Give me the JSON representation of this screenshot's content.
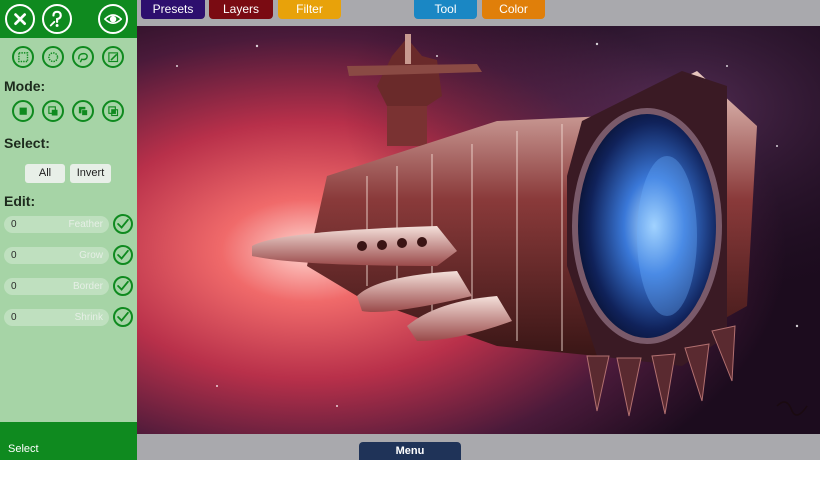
{
  "toolbar": {
    "presets_label": "Presets",
    "layers_label": "Layers",
    "filter_label": "Filter",
    "tool_label": "Tool",
    "color_label": "Color"
  },
  "panel": {
    "top_icons": [
      "close-icon",
      "help-icon",
      "visibility-icon"
    ],
    "selection_tool_icons": [
      "rect-select-icon",
      "ellipse-select-icon",
      "lasso-icon",
      "magic-wand-icon"
    ],
    "mode_title": "Mode:",
    "mode_icons": [
      "mode-replace-icon",
      "mode-add-icon",
      "mode-subtract-icon",
      "mode-intersect-icon"
    ],
    "select_title": "Select:",
    "select_all_label": "All",
    "select_invert_label": "Invert",
    "edit_title": "Edit:",
    "edit_fields": [
      {
        "value": "0",
        "label": "Feather"
      },
      {
        "value": "0",
        "label": "Grow"
      },
      {
        "value": "0",
        "label": "Border"
      },
      {
        "value": "0",
        "label": "Shrink"
      }
    ],
    "footer_label": "Select"
  },
  "bottom": {
    "menu_label": "Menu"
  },
  "colors": {
    "panel_green": "#0f8a1f",
    "panel_light": "#a6d4a6",
    "presets": "#2d0f6e",
    "layers": "#7a0b12",
    "filter": "#e8a20a",
    "tool": "#1a87c4",
    "color": "#e07f0a",
    "menu": "#1f3358"
  }
}
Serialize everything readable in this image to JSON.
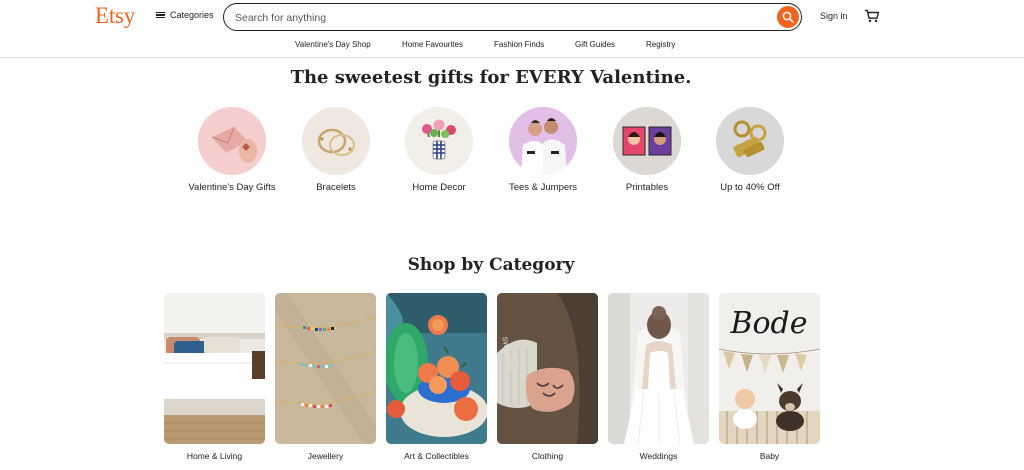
{
  "header": {
    "logo": "Etsy",
    "categories_label": "Categories",
    "search_placeholder": "Search for anything",
    "signin_label": "Sign in"
  },
  "nav": {
    "items": [
      {
        "label": "Valentine's Day Shop"
      },
      {
        "label": "Home Favourites"
      },
      {
        "label": "Fashion Finds"
      },
      {
        "label": "Gift Guides"
      },
      {
        "label": "Registry"
      }
    ]
  },
  "hero": {
    "title": "The sweetest gifts for EVERY Valentine.",
    "circles": [
      {
        "label": "Valentine's Day Gifts",
        "icon": "valentines-gift-image"
      },
      {
        "label": "Bracelets",
        "icon": "bracelets-image"
      },
      {
        "label": "Home Decor",
        "icon": "home-decor-image"
      },
      {
        "label": "Tees & Jumpers",
        "icon": "tees-jumpers-image"
      },
      {
        "label": "Printables",
        "icon": "printables-image"
      },
      {
        "label": "Up to 40% Off",
        "icon": "discount-image"
      }
    ]
  },
  "categories": {
    "title": "Shop by Category",
    "items": [
      {
        "label": "Home & Living"
      },
      {
        "label": "Jewellery"
      },
      {
        "label": "Art & Collectibles"
      },
      {
        "label": "Clothing"
      },
      {
        "label": "Weddings"
      },
      {
        "label": "Baby"
      }
    ]
  },
  "art_text": {
    "baby_sign": "Bode"
  },
  "colors": {
    "brand": "#f1641e",
    "text": "#222222",
    "divider": "#e2e2e2"
  }
}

Your task: Copy all the lines of data exactly as they appear, dropping any images.

Solution to the exercise:
Give me the JSON representation of this screenshot's content.
{
  "toolbar": {
    "presets_label": "Presets",
    "layers_label": "Layers",
    "filter_label": "Filter",
    "tool_label": "Tool",
    "color_label": "Color"
  },
  "panel": {
    "top_icons": [
      "close-icon",
      "help-icon",
      "visibility-icon"
    ],
    "selection_tool_icons": [
      "rect-select-icon",
      "ellipse-select-icon",
      "lasso-icon",
      "magic-wand-icon"
    ],
    "mode_title": "Mode:",
    "mode_icons": [
      "mode-replace-icon",
      "mode-add-icon",
      "mode-subtract-icon",
      "mode-intersect-icon"
    ],
    "select_title": "Select:",
    "select_all_label": "All",
    "select_invert_label": "Invert",
    "edit_title": "Edit:",
    "edit_fields": [
      {
        "value": "0",
        "label": "Feather"
      },
      {
        "value": "0",
        "label": "Grow"
      },
      {
        "value": "0",
        "label": "Border"
      },
      {
        "value": "0",
        "label": "Shrink"
      }
    ],
    "footer_label": "Select"
  },
  "bottom": {
    "menu_label": "Menu"
  },
  "colors": {
    "panel_green": "#0f8a1f",
    "panel_light": "#a6d4a6",
    "presets": "#2d0f6e",
    "layers": "#7a0b12",
    "filter": "#e8a20a",
    "tool": "#1a87c4",
    "color": "#e07f0a",
    "menu": "#1f3358"
  }
}
Serialize everything readable in this image to JSON.
{
  "header": {
    "logo": "Etsy",
    "categories_label": "Categories",
    "search_placeholder": "Search for anything",
    "signin_label": "Sign in"
  },
  "nav": {
    "items": [
      {
        "label": "Valentine's Day Shop"
      },
      {
        "label": "Home Favourites"
      },
      {
        "label": "Fashion Finds"
      },
      {
        "label": "Gift Guides"
      },
      {
        "label": "Registry"
      }
    ]
  },
  "hero": {
    "title": "The sweetest gifts for EVERY Valentine.",
    "circles": [
      {
        "label": "Valentine's Day Gifts",
        "icon": "valentines-gift-image"
      },
      {
        "label": "Bracelets",
        "icon": "bracelets-image"
      },
      {
        "label": "Home Decor",
        "icon": "home-decor-image"
      },
      {
        "label": "Tees & Jumpers",
        "icon": "tees-jumpers-image"
      },
      {
        "label": "Printables",
        "icon": "printables-image"
      },
      {
        "label": "Up to 40% Off",
        "icon": "discount-image"
      }
    ]
  },
  "categories": {
    "title": "Shop by Category",
    "items": [
      {
        "label": "Home & Living"
      },
      {
        "label": "Jewellery"
      },
      {
        "label": "Art & Collectibles"
      },
      {
        "label": "Clothing"
      },
      {
        "label": "Weddings"
      },
      {
        "label": "Baby"
      }
    ]
  },
  "art_text": {
    "baby_sign": "Bode"
  },
  "colors": {
    "brand": "#f1641e",
    "text": "#222222",
    "divider": "#e2e2e2"
  }
}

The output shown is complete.